→ Provided records:

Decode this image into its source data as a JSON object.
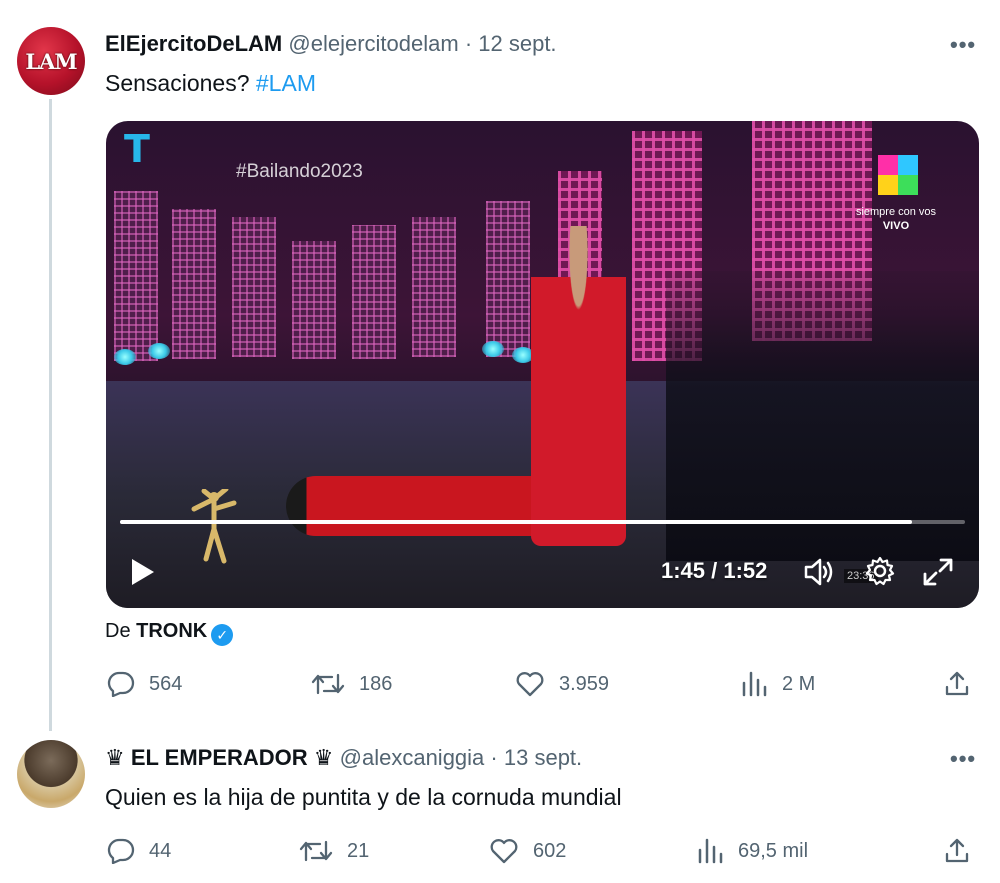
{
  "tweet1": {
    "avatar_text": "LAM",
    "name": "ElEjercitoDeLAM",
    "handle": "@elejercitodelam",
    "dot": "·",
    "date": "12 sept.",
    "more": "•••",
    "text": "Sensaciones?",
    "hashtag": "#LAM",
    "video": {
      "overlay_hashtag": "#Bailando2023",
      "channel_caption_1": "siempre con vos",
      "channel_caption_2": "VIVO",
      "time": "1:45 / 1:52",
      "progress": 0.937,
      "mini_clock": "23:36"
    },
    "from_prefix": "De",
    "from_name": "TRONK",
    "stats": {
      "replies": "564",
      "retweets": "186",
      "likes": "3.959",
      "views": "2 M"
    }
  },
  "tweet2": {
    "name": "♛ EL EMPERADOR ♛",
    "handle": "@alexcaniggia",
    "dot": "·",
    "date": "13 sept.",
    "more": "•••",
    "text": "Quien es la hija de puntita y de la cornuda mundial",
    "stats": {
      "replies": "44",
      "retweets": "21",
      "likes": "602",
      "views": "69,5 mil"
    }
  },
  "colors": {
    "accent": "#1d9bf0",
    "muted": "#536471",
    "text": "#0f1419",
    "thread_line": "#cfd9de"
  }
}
--
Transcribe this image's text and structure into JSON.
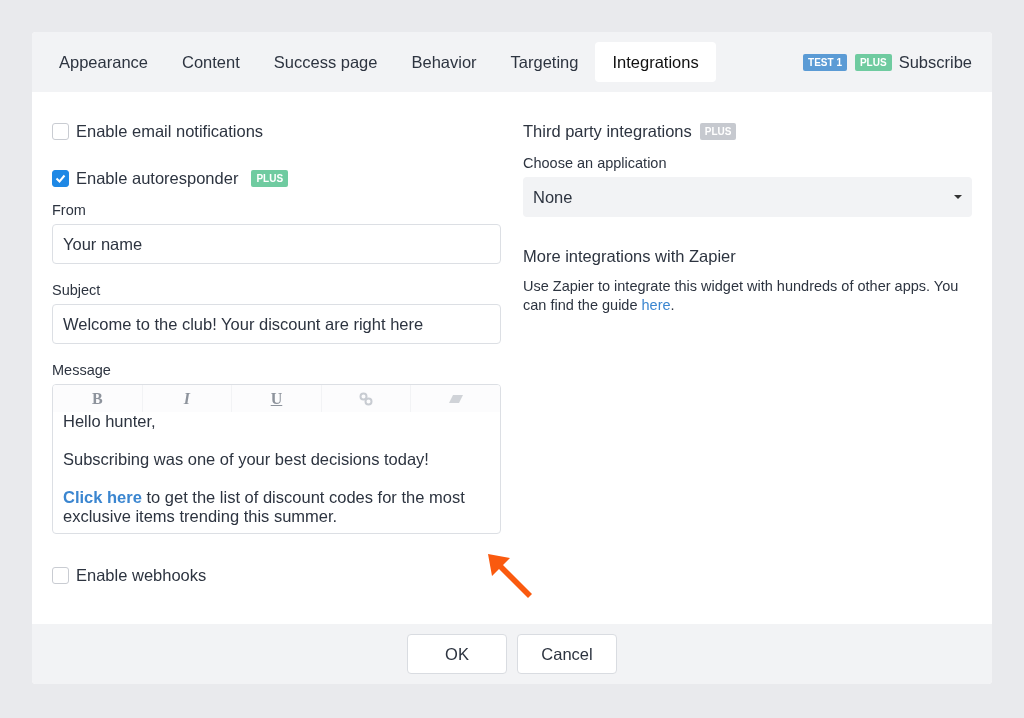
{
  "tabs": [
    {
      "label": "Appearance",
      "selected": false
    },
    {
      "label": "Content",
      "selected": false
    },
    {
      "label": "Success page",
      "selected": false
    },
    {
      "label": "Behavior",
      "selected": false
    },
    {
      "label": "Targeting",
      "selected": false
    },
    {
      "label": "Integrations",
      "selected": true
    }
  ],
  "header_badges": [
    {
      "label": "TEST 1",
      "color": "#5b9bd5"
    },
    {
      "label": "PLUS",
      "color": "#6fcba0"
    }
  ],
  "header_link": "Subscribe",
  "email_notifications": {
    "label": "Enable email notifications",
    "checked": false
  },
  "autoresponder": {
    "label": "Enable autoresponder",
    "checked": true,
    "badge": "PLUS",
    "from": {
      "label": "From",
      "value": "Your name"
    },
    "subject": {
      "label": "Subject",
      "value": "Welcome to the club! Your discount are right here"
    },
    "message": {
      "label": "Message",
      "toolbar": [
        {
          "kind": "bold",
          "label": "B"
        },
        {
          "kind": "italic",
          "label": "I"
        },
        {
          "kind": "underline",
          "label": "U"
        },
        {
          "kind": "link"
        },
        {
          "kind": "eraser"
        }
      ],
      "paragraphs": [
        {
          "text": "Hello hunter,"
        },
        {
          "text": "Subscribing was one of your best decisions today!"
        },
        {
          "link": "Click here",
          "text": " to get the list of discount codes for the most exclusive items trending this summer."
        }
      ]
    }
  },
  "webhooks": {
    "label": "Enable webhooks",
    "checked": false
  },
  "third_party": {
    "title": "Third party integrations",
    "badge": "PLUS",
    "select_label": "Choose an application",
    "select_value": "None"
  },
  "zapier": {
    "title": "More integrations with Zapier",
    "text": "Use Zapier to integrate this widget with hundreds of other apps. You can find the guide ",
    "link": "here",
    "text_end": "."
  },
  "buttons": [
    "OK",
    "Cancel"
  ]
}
==
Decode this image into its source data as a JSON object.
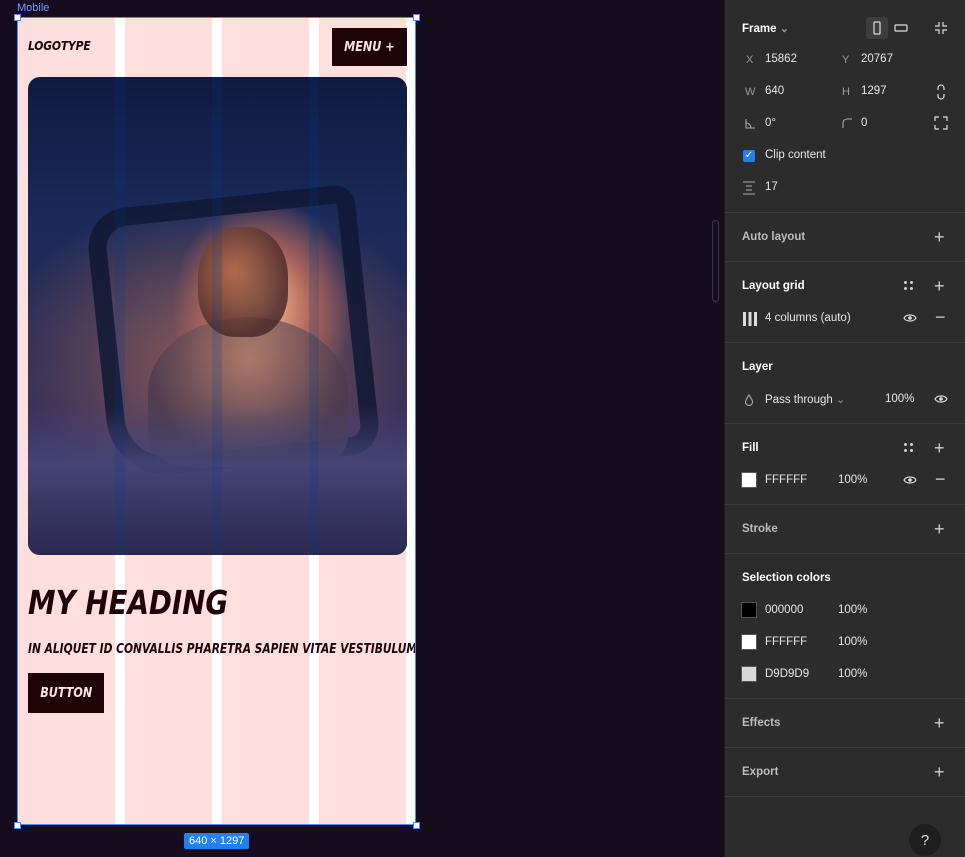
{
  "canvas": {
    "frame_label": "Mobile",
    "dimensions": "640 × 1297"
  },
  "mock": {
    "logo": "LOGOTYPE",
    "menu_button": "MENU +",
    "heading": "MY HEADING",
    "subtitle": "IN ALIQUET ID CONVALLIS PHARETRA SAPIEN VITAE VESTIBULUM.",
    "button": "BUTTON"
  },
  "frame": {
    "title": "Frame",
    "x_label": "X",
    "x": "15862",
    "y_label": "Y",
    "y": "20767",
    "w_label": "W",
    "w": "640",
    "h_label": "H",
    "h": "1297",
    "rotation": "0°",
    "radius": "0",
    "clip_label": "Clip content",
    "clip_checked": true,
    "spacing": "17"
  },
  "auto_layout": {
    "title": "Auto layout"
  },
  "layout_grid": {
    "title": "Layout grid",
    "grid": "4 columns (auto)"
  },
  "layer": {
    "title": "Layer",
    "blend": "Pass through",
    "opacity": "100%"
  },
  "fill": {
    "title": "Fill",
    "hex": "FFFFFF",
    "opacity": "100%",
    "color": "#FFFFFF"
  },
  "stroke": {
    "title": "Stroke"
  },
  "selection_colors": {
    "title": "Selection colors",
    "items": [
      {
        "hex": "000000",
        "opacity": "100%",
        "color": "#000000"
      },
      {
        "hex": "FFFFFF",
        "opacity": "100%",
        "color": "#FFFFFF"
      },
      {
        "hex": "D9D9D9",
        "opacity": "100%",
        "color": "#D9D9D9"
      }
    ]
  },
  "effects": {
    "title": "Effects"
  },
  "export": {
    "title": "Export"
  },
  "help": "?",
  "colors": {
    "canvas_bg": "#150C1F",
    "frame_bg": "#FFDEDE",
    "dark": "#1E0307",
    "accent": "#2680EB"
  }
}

→ Task objective:
Gather up every line from the listing above in which the word "true" occurs.

→ Result:
      "selected": true
    "checked": true,
    "clip_checked": true,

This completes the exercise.